Required task: Using the listing below, copy every line that mentions "about".

Data entries:
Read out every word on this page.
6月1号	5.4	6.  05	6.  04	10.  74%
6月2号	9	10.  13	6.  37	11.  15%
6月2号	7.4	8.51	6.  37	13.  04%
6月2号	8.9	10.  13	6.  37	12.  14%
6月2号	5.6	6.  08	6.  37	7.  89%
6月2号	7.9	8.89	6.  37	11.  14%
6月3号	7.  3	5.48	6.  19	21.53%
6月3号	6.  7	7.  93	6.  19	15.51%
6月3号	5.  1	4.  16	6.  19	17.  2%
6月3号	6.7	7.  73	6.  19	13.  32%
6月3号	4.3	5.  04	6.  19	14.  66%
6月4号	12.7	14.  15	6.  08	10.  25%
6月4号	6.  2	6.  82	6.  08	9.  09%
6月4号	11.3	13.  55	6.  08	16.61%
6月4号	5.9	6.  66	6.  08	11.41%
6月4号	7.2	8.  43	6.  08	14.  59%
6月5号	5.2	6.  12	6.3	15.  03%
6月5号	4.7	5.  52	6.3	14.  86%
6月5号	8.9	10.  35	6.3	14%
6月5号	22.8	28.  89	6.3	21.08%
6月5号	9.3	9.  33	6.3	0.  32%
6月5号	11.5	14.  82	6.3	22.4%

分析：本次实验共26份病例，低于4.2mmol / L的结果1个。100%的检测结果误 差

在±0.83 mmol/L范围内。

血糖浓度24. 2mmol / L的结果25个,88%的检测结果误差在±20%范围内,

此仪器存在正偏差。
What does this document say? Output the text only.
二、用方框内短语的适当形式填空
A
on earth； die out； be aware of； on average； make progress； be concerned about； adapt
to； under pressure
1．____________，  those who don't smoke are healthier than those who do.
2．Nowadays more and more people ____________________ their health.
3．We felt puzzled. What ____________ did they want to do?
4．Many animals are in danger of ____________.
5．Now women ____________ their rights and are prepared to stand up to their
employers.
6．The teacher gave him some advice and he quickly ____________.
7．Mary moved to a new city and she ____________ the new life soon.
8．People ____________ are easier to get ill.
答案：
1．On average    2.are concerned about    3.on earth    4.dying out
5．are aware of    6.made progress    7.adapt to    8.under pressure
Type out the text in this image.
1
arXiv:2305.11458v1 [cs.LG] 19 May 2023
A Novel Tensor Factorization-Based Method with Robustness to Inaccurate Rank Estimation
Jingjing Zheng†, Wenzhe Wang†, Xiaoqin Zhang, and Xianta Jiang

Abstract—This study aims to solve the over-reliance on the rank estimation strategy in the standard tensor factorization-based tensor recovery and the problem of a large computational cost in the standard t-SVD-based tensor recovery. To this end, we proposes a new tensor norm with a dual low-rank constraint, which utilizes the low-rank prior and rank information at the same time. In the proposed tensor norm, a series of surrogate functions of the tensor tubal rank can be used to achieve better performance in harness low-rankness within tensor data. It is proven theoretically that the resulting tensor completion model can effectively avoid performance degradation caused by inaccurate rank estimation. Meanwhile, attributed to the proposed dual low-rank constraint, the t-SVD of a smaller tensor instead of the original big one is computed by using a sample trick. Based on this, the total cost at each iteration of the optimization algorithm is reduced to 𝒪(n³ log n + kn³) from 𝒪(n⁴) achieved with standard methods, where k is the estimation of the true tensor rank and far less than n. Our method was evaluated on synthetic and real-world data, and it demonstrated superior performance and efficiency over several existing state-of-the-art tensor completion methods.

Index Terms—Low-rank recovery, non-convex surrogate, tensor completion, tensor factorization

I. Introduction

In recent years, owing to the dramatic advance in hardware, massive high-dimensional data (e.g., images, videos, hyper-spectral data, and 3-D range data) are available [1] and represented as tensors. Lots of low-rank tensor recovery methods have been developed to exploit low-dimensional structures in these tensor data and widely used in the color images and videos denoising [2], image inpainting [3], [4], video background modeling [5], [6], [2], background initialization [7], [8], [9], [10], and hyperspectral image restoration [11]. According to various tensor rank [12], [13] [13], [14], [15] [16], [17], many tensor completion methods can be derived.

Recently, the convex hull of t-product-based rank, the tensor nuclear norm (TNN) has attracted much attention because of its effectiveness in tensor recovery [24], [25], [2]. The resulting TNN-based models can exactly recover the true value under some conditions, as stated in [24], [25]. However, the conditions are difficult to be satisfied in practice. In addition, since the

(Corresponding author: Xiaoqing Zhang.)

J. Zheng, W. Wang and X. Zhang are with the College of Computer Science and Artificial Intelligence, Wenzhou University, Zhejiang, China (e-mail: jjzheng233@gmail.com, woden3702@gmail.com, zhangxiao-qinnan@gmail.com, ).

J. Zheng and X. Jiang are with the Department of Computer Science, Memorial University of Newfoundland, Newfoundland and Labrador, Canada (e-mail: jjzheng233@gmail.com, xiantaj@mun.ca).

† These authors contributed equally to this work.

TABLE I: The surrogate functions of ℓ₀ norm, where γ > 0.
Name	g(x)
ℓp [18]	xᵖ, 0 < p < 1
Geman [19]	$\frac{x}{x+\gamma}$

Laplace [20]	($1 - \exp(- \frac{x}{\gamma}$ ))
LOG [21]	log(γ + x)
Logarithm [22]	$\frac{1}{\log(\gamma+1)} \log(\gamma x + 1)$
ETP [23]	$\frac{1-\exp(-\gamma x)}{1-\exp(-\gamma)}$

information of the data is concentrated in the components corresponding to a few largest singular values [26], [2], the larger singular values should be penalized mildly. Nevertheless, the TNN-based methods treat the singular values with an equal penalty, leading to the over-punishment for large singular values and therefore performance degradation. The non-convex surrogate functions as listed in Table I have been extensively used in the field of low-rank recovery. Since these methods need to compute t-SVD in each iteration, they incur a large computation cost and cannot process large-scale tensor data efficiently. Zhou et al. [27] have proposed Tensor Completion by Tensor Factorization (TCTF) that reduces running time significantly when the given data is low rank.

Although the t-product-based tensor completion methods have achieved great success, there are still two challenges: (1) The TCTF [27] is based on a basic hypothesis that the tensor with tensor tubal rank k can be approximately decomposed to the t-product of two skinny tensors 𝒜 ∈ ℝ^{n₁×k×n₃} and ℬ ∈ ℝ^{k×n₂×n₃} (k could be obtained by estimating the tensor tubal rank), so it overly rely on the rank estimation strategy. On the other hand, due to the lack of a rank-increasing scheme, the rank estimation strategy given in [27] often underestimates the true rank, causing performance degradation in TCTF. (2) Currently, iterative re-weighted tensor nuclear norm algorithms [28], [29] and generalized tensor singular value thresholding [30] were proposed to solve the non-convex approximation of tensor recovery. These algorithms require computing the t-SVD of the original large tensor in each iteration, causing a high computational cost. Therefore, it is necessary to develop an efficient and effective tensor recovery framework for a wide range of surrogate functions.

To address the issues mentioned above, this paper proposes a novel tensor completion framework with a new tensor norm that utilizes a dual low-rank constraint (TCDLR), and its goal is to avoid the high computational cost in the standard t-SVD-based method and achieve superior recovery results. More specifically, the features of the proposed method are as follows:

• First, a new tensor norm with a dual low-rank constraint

Solution for this task:
on earth； die out； be aware of； on average； make progress； be concerned about； adapt
1．On average    2.are concerned about    3.on earth    4.dying out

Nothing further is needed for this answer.